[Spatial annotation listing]

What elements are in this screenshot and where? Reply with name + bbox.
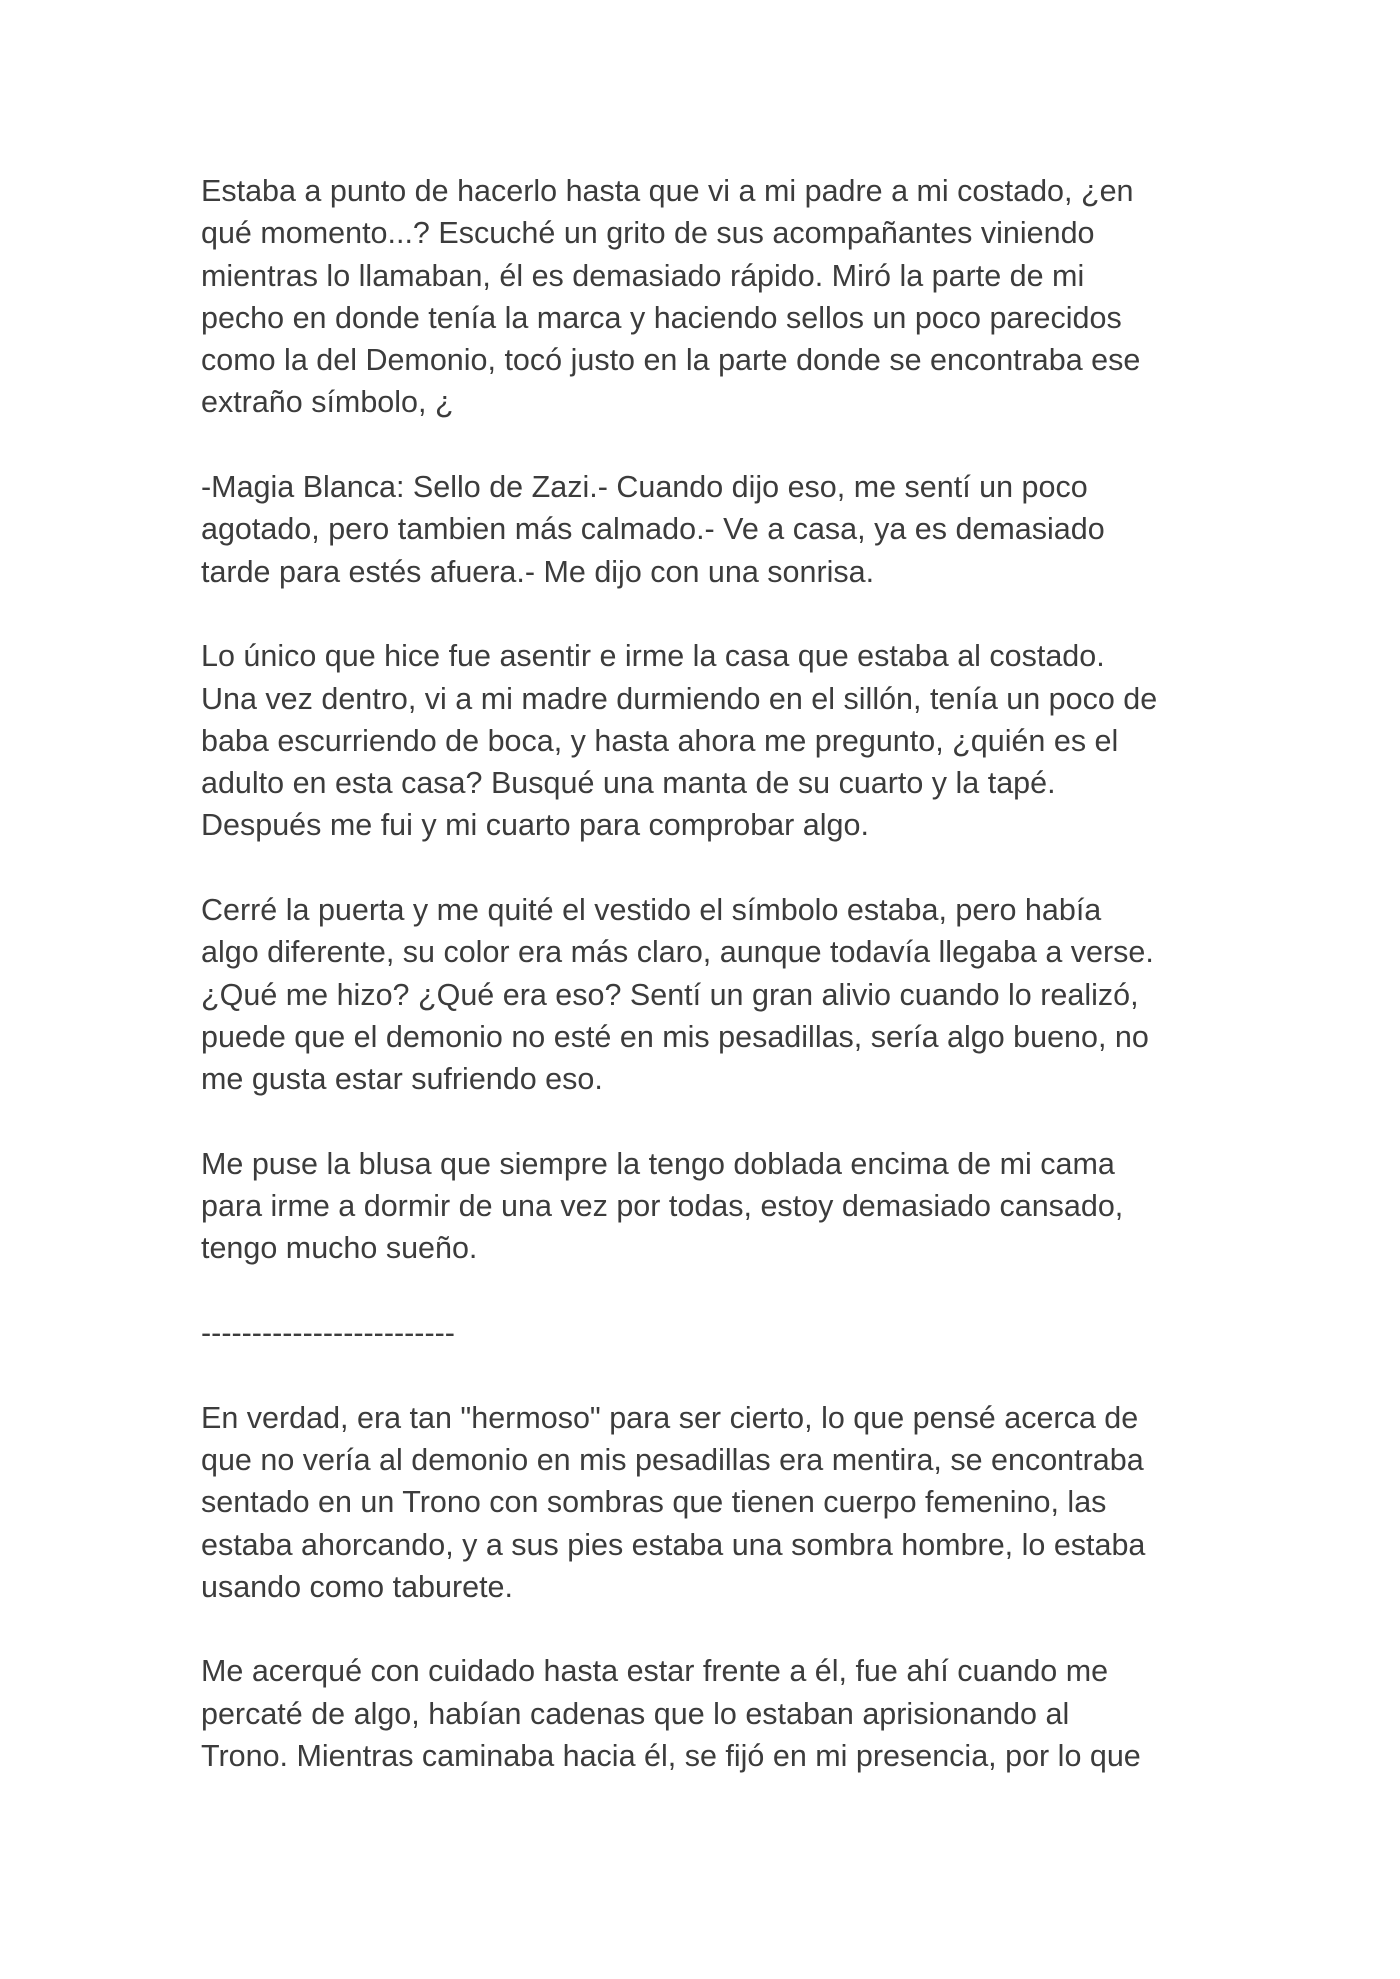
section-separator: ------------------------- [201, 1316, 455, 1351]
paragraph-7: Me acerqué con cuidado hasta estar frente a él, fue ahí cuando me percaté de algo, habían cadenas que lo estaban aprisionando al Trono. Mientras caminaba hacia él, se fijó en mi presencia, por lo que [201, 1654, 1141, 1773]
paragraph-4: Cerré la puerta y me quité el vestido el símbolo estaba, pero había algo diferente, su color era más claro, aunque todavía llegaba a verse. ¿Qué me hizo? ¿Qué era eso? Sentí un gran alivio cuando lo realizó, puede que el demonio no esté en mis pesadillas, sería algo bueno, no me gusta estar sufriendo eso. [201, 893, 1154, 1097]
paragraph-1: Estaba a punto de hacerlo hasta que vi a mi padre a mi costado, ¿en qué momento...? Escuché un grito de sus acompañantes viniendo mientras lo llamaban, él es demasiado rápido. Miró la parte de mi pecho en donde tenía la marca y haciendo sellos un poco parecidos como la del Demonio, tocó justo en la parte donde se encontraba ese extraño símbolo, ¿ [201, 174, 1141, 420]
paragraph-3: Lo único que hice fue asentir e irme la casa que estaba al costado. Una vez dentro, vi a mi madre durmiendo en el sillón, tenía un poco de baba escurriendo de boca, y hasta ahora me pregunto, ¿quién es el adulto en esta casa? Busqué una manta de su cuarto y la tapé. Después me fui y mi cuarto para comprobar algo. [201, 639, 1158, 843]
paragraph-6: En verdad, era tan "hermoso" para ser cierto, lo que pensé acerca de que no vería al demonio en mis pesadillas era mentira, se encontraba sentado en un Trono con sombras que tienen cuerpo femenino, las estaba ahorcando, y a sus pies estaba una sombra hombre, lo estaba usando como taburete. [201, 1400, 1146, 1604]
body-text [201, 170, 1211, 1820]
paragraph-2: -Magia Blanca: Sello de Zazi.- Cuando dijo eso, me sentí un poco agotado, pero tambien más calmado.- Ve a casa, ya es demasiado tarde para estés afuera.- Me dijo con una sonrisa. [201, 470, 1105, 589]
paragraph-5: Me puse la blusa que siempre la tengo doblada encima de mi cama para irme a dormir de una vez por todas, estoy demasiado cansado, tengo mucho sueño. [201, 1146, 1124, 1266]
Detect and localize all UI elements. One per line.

* _Objective_: Return the lines of the listing from the one containing "1316, 455, 1351]" through the one containing "paragraph-7: Me acerqué", copied without any change.

* _Task answer_:
section-separator: ------------------------- [201, 1316, 455, 1351]
paragraph-7: Me acerqué con cuidado hasta estar frente a él, fue ahí cuando me percaté de algo, habían cadenas que lo estaban aprisionando al Trono. Mientras caminaba hacia él, se fijó en mi presencia, por lo que [201, 1654, 1141, 1773]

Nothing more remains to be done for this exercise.